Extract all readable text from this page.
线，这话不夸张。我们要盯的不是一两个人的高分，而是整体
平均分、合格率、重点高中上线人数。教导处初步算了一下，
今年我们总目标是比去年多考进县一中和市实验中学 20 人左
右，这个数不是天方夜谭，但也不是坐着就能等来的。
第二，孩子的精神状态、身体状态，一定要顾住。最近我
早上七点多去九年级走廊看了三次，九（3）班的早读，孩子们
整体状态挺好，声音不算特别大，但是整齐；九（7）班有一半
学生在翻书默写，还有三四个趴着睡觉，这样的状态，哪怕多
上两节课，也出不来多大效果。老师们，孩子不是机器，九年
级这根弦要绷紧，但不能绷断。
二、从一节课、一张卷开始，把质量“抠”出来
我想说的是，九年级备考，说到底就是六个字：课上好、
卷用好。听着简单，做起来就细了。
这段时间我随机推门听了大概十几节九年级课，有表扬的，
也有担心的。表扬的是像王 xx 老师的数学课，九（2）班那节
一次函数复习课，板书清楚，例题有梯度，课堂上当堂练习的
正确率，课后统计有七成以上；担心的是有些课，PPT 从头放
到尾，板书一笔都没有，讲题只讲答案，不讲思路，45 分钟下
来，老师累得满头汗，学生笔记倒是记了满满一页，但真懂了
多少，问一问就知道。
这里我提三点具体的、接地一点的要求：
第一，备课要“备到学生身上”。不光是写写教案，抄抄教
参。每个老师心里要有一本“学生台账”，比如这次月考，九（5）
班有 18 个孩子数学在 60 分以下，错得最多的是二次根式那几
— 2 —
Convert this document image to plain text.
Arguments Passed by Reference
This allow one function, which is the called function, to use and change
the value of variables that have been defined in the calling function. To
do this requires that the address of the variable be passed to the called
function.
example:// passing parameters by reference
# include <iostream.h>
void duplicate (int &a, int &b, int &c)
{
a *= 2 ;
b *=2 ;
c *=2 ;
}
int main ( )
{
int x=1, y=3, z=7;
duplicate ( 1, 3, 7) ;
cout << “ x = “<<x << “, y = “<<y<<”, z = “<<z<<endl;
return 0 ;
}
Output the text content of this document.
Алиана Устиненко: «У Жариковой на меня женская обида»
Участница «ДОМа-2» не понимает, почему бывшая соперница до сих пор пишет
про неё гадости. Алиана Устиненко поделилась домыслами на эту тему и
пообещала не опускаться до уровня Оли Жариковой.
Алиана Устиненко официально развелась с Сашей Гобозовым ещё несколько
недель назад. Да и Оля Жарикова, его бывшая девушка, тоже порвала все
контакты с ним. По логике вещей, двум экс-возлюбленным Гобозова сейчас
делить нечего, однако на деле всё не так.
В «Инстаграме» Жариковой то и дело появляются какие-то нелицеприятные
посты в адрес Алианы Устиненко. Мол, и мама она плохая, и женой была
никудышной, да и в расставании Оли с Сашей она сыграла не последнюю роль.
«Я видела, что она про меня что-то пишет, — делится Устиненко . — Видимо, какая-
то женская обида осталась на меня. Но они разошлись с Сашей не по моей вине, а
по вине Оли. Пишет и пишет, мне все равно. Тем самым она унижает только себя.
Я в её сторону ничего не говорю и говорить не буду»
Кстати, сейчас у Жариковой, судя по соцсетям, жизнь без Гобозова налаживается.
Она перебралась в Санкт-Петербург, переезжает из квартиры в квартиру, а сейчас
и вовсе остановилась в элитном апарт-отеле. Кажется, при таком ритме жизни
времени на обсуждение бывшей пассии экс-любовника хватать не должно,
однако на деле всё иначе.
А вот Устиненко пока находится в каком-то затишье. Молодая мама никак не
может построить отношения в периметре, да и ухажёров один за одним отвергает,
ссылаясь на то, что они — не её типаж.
☆ ☆ ☆ ☆ ☆ ☆ ☆
- **Directions**
Check each line of the data above for the string "бывшая", then report how many lines have it, with no other words.

- **Task output**
2